**Requirement**: Go through the material below and copy all lines with "JSON".

-------- Provided records

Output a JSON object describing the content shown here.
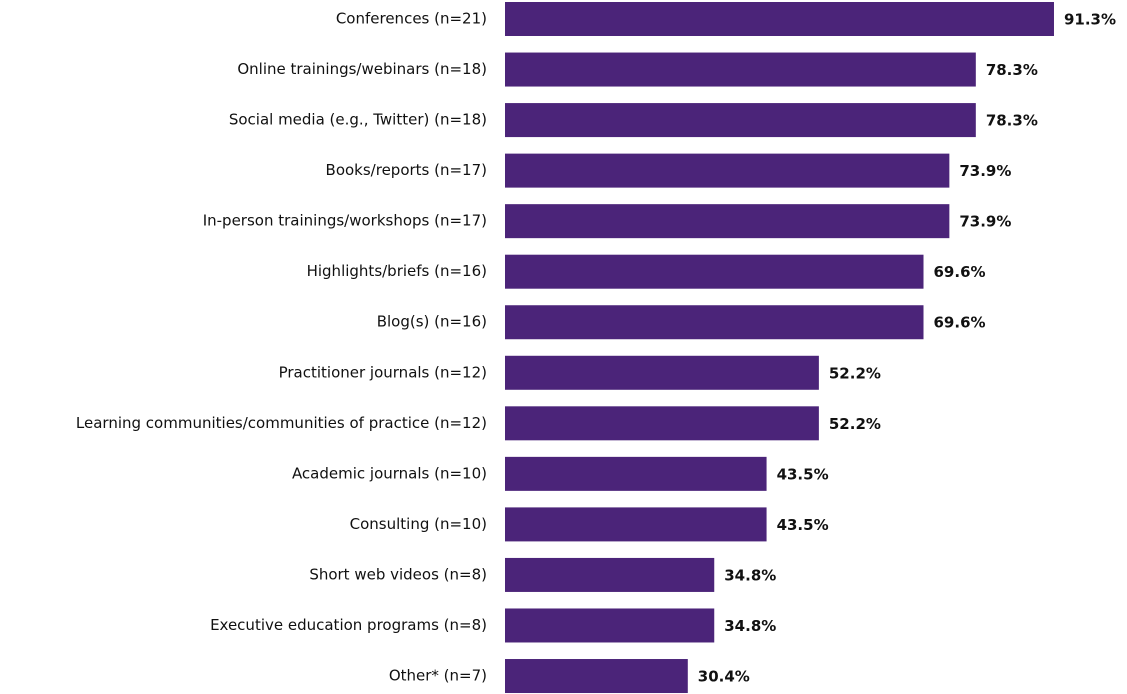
{
  "chart_data": {
    "type": "bar",
    "orientation": "horizontal",
    "categories": [
      "Conferences (n=21)",
      "Online trainings/webinars (n=18)",
      "Social media (e.g., Twitter) (n=18)",
      "Books/reports (n=17)",
      "In-person trainings/workshops (n=17)",
      "Highlights/briefs (n=16)",
      "Blog(s) (n=16)",
      "Practitioner journals (n=12)",
      "Learning communities/communities of practice (n=12)",
      "Academic journals (n=10)",
      "Consulting (n=10)",
      "Short web videos (n=8)",
      "Executive education programs (n=8)",
      "Other* (n=7)"
    ],
    "values": [
      91.3,
      78.3,
      78.3,
      73.9,
      73.9,
      69.6,
      69.6,
      52.2,
      52.2,
      43.5,
      43.5,
      34.8,
      34.8,
      30.4
    ],
    "value_labels": [
      "91.3%",
      "78.3%",
      "78.3%",
      "73.9%",
      "73.9%",
      "69.6%",
      "69.6%",
      "52.2%",
      "52.2%",
      "43.5%",
      "43.5%",
      "34.8%",
      "34.8%",
      "30.4%"
    ],
    "color": "#4b2479"
  }
}
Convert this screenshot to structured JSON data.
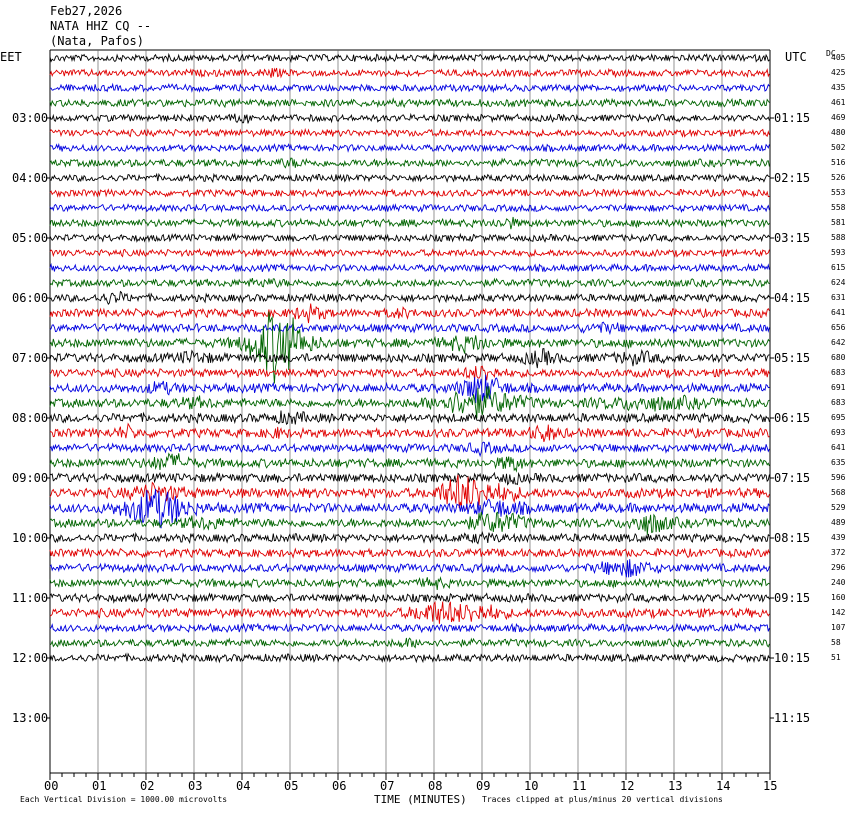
{
  "header": {
    "date": "Feb27,2026",
    "station": "NATA HHZ CQ --",
    "location": "(Nata, Pafos)"
  },
  "left_tz": "EET",
  "right_tz": "UTC",
  "dc_label": "DC",
  "footer": {
    "left": "Each Vertical Division = 1000.00 microvolts",
    "right": "Traces clipped at plus/minus 20 vertical divisions"
  },
  "colors": {
    "trace_cycle": [
      "#000000",
      "#e00000",
      "#0000e0",
      "#006400"
    ],
    "grid": "#000000"
  },
  "chart_data": {
    "type": "line",
    "title": "NATA HHZ CQ --",
    "xlabel": "TIME (MINUTES)",
    "ylabel": "",
    "x_ticks": [
      "00",
      "01",
      "02",
      "03",
      "04",
      "05",
      "06",
      "07",
      "08",
      "09",
      "10",
      "11",
      "12",
      "13",
      "14",
      "15"
    ],
    "xlim": [
      0,
      15
    ],
    "hour_labels_left": [
      "03:00",
      "04:00",
      "05:00",
      "06:00",
      "07:00",
      "08:00",
      "09:00",
      "10:00",
      "11:00",
      "12:00",
      "13:00"
    ],
    "hour_labels_right": [
      "01:15",
      "02:15",
      "03:15",
      "04:15",
      "05:15",
      "06:15",
      "07:15",
      "08:15",
      "09:15",
      "10:15",
      "11:15"
    ],
    "series": [
      {
        "dc": "405",
        "amp": 1.0,
        "events": []
      },
      {
        "dc": "425",
        "amp": 1.0,
        "events": [
          [
            4.6,
            1.8,
            0.2
          ]
        ]
      },
      {
        "dc": "435",
        "amp": 1.0,
        "events": []
      },
      {
        "dc": "461",
        "amp": 1.1,
        "events": []
      },
      {
        "dc": "469",
        "amp": 1.0,
        "events": [
          [
            4.0,
            1.8,
            0.2
          ]
        ]
      },
      {
        "dc": "480",
        "amp": 1.0,
        "events": []
      },
      {
        "dc": "502",
        "amp": 1.0,
        "events": []
      },
      {
        "dc": "516",
        "amp": 1.1,
        "events": [
          [
            5.0,
            1.6,
            0.3
          ]
        ]
      },
      {
        "dc": "526",
        "amp": 1.0,
        "events": []
      },
      {
        "dc": "553",
        "amp": 1.0,
        "events": []
      },
      {
        "dc": "558",
        "amp": 1.0,
        "events": []
      },
      {
        "dc": "581",
        "amp": 1.1,
        "events": [
          [
            9.5,
            2.0,
            0.2
          ]
        ]
      },
      {
        "dc": "588",
        "amp": 1.0,
        "events": []
      },
      {
        "dc": "593",
        "amp": 1.0,
        "events": []
      },
      {
        "dc": "615",
        "amp": 1.0,
        "events": []
      },
      {
        "dc": "624",
        "amp": 1.1,
        "events": [
          [
            4.5,
            1.6,
            0.3
          ]
        ]
      },
      {
        "dc": "631",
        "amp": 1.1,
        "events": [
          [
            1.3,
            2.0,
            0.3
          ]
        ]
      },
      {
        "dc": "641",
        "amp": 1.2,
        "events": [
          [
            5.4,
            2.4,
            0.3
          ],
          [
            7.3,
            1.8,
            0.2
          ]
        ]
      },
      {
        "dc": "656",
        "amp": 1.2,
        "events": [
          [
            11.5,
            1.6,
            0.4
          ]
        ]
      },
      {
        "dc": "642",
        "amp": 1.3,
        "events": [
          [
            4.5,
            3.8,
            0.5
          ],
          [
            5.0,
            3.2,
            0.5
          ],
          [
            8.7,
            2.2,
            0.5
          ]
        ]
      },
      {
        "dc": "680",
        "amp": 1.3,
        "events": [
          [
            3.0,
            1.8,
            0.3
          ],
          [
            10.2,
            2.2,
            0.3
          ],
          [
            12.2,
            1.8,
            0.4
          ]
        ]
      },
      {
        "dc": "683",
        "amp": 1.2,
        "events": [
          [
            9.0,
            2.4,
            0.3
          ]
        ]
      },
      {
        "dc": "691",
        "amp": 1.3,
        "events": [
          [
            9.0,
            3.8,
            0.4
          ],
          [
            2.3,
            1.8,
            0.3
          ]
        ]
      },
      {
        "dc": "683",
        "amp": 1.3,
        "events": [
          [
            8.9,
            3.8,
            0.8
          ],
          [
            12.5,
            2.0,
            1.0
          ],
          [
            3.0,
            1.6,
            0.4
          ]
        ]
      },
      {
        "dc": "695",
        "amp": 1.3,
        "events": [
          [
            5.0,
            1.8,
            0.3
          ]
        ]
      },
      {
        "dc": "693",
        "amp": 1.3,
        "events": [
          [
            1.6,
            2.0,
            0.2
          ],
          [
            10.3,
            2.2,
            0.3
          ],
          [
            4.7,
            1.6,
            0.2
          ]
        ]
      },
      {
        "dc": "641",
        "amp": 1.2,
        "events": [
          [
            9.0,
            1.8,
            0.3
          ]
        ]
      },
      {
        "dc": "635",
        "amp": 1.3,
        "events": [
          [
            2.5,
            2.4,
            0.4
          ],
          [
            9.6,
            2.4,
            0.2
          ]
        ]
      },
      {
        "dc": "596",
        "amp": 1.3,
        "events": [
          [
            9.6,
            1.8,
            0.2
          ]
        ]
      },
      {
        "dc": "568",
        "amp": 1.4,
        "events": [
          [
            8.5,
            3.2,
            0.4
          ],
          [
            9.2,
            2.2,
            0.6
          ],
          [
            2.2,
            2.2,
            0.5
          ]
        ]
      },
      {
        "dc": "529",
        "amp": 1.4,
        "events": [
          [
            2.2,
            4.5,
            0.6
          ],
          [
            9.3,
            2.2,
            0.5
          ]
        ]
      },
      {
        "dc": "489",
        "amp": 1.3,
        "events": [
          [
            9.3,
            3.0,
            0.5
          ],
          [
            12.5,
            2.8,
            0.4
          ],
          [
            3.2,
            1.8,
            0.4
          ]
        ]
      },
      {
        "dc": "439",
        "amp": 1.2,
        "events": [
          [
            9.0,
            1.6,
            0.3
          ]
        ]
      },
      {
        "dc": "372",
        "amp": 1.2,
        "events": []
      },
      {
        "dc": "296",
        "amp": 1.2,
        "events": [
          [
            12.0,
            2.6,
            0.5
          ]
        ]
      },
      {
        "dc": "240",
        "amp": 1.2,
        "events": [
          [
            8.0,
            1.8,
            0.2
          ]
        ]
      },
      {
        "dc": "160",
        "amp": 1.2,
        "events": []
      },
      {
        "dc": "142",
        "amp": 1.3,
        "events": [
          [
            8.1,
            3.0,
            0.5
          ],
          [
            9.0,
            2.2,
            0.4
          ]
        ]
      },
      {
        "dc": "107",
        "amp": 1.1,
        "events": []
      },
      {
        "dc": "58",
        "amp": 1.1,
        "events": [
          [
            7.5,
            1.6,
            0.3
          ]
        ]
      },
      {
        "dc": "51",
        "amp": 1.1,
        "events": []
      }
    ]
  }
}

----------------

**The solution**:
Output a JSON object describing the content shown here.
Convert this screenshot to structured JSON data.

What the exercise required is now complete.